## WHAT YOU ARE ASKED TO DO
Please quote every line word for word.

Dataset excerpt:

▼▼▼

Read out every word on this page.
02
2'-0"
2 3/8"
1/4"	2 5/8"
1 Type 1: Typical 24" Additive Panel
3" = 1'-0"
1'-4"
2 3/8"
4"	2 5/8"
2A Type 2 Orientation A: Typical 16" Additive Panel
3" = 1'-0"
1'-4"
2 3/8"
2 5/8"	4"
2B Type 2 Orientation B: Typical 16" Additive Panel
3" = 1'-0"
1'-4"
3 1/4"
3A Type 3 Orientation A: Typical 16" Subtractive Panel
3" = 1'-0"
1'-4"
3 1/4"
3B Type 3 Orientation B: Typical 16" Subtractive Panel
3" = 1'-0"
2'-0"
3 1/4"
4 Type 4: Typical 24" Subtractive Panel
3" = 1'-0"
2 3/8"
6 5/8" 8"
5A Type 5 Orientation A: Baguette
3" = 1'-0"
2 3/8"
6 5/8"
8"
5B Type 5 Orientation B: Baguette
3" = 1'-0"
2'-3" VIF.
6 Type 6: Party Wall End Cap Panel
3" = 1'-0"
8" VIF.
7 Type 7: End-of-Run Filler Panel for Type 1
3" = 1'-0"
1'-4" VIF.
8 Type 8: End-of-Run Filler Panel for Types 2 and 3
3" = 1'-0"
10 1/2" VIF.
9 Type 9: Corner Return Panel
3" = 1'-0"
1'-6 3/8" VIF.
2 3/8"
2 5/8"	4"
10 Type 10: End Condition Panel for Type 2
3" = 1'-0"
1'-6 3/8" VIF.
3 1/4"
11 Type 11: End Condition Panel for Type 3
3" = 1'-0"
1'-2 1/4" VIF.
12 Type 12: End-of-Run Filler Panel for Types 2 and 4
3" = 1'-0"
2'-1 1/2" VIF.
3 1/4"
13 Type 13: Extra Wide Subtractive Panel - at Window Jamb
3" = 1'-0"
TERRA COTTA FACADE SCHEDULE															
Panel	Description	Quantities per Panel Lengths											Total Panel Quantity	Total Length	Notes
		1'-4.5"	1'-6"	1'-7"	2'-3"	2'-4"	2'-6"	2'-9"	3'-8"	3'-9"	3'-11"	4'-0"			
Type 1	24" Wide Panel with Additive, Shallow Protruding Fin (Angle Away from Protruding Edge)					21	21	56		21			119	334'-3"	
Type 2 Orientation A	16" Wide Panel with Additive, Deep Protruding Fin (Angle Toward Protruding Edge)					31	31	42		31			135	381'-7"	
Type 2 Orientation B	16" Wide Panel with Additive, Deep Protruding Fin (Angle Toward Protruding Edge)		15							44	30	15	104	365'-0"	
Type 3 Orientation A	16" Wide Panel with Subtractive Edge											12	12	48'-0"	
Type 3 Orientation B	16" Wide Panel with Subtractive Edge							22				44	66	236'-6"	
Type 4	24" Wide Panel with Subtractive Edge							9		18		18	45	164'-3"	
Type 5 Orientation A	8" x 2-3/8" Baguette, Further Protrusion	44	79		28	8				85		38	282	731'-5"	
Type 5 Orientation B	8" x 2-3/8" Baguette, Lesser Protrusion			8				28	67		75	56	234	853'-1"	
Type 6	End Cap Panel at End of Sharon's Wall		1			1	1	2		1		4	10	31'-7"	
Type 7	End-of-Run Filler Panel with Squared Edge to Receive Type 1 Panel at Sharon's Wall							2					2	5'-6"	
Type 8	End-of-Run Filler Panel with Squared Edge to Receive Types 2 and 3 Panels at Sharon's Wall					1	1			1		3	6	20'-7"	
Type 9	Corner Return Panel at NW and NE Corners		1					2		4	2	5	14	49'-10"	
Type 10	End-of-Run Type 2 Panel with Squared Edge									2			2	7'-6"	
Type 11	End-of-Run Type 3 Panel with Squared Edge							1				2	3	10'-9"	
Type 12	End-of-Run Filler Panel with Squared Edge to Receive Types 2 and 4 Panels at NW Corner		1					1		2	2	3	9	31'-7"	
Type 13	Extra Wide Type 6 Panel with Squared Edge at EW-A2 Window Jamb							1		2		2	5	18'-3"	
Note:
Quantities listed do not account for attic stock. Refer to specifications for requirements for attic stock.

▲▲▲

## REPLY TO THE EXERCISE
Read out every word on this page.
02
2'-0"
2 3/8"
1/4"	2 5/8"
1 Type 1: Typical 24" Additive Panel
3" = 1'-0"
1'-4"
2 3/8"
4"	2 5/8"
2A Type 2 Orientation A: Typical 16" Additive Panel
3" = 1'-0"
1'-4"
2 3/8"
2 5/8"	4"
2B Type 2 Orientation B: Typical 16" Additive Panel
3" = 1'-0"
1'-4"
3 1/4"
3A Type 3 Orientation A: Typical 16" Subtractive Panel
3" = 1'-0"
1'-4"
3 1/4"
3B Type 3 Orientation B: Typical 16" Subtractive Panel
3" = 1'-0"
2'-0"
3 1/4"
4 Type 4: Typical 24" Subtractive Panel
3" = 1'-0"
2 3/8"
6 5/8" 8"
5A Type 5 Orientation A: Baguette
3" = 1'-0"
2 3/8"
6 5/8"
8"
5B Type 5 Orientation B: Baguette
3" = 1'-0"
2'-3" VIF.
6 Type 6: Party Wall End Cap Panel
3" = 1'-0"
8" VIF.
7 Type 7: End-of-Run Filler Panel for Type 1
3" = 1'-0"
1'-4" VIF.
8 Type 8: End-of-Run Filler Panel for Types 2 and 3
3" = 1'-0"
10 1/2" VIF.
9 Type 9: Corner Return Panel
3" = 1'-0"
1'-6 3/8" VIF.
2 3/8"
2 5/8"	4"
10 Type 10: End Condition Panel for Type 2
3" = 1'-0"
1'-6 3/8" VIF.
3 1/4"
11 Type 11: End Condition Panel for Type 3
3" = 1'-0"
1'-2 1/4" VIF.
12 Type 12: End-of-Run Filler Panel for Types 2 and 4
3" = 1'-0"
2'-1 1/2" VIF.
3 1/4"
13 Type 13: Extra Wide Subtractive Panel - at Window Jamb
3" = 1'-0"
TERRA COTTA FACADE SCHEDULE															
Panel	Description	Quantities per Panel Lengths											Total Panel Quantity	Total Length	Notes
		1'-4.5"	1'-6"	1'-7"	2'-3"	2'-4"	2'-6"	2'-9"	3'-8"	3'-9"	3'-11"	4'-0"			
Type 1	24" Wide Panel with Additive, Shallow Protruding Fin (Angle Away from Protruding Edge)					21	21	56		21			119	334'-3"	
Type 2 Orientation A	16" Wide Panel with Additive, Deep Protruding Fin (Angle Toward Protruding Edge)					31	31	42		31			135	381'-7"	
Type 2 Orientation B	16" Wide Panel with Additive, Deep Protruding Fin (Angle Toward Protruding Edge)		15							44	30	15	104	365'-0"	
Type 3 Orientation A	16" Wide Panel with Subtractive Edge											12	12	48'-0"	
Type 3 Orientation B	16" Wide Panel with Subtractive Edge							22				44	66	236'-6"	
Type 4	24" Wide Panel with Subtractive Edge							9		18		18	45	164'-3"	
Type 5 Orientation A	8" x 2-3/8" Baguette, Further Protrusion	44	79		28	8				85		38	282	731'-5"	
Type 5 Orientation B	8" x 2-3/8" Baguette, Lesser Protrusion			8				28	67		75	56	234	853'-1"	
Type 6	End Cap Panel at End of Sharon's Wall		1			1	1	2		1		4	10	31'-7"	
Type 7	End-of-Run Filler Panel with Squared Edge to Receive Type 1 Panel at Sharon's Wall							2					2	5'-6"	
Type 8	End-of-Run Filler Panel with Squared Edge to Receive Types 2 and 3 Panels at Sharon's Wall					1	1			1		3	6	20'-7"	
Type 9	Corner Return Panel at NW and NE Corners		1					2		4	2	5	14	49'-10"	
Type 10	End-of-Run Type 2 Panel with Squared Edge									2			2	7'-6"	
Type 11	End-of-Run Type 3 Panel with Squared Edge							1				2	3	10'-9"	
Type 12	End-of-Run Filler Panel with Squared Edge to Receive Types 2 and 4 Panels at NW Corner		1					1		2	2	3	9	31'-7"	
Type 13	Extra Wide Type 6 Panel with Squared Edge at EW-A2 Window Jamb							1		2		2	5	18'-3"	
Note:
Quantities listed do not account for attic stock. Refer to specifications for requirements for attic stock.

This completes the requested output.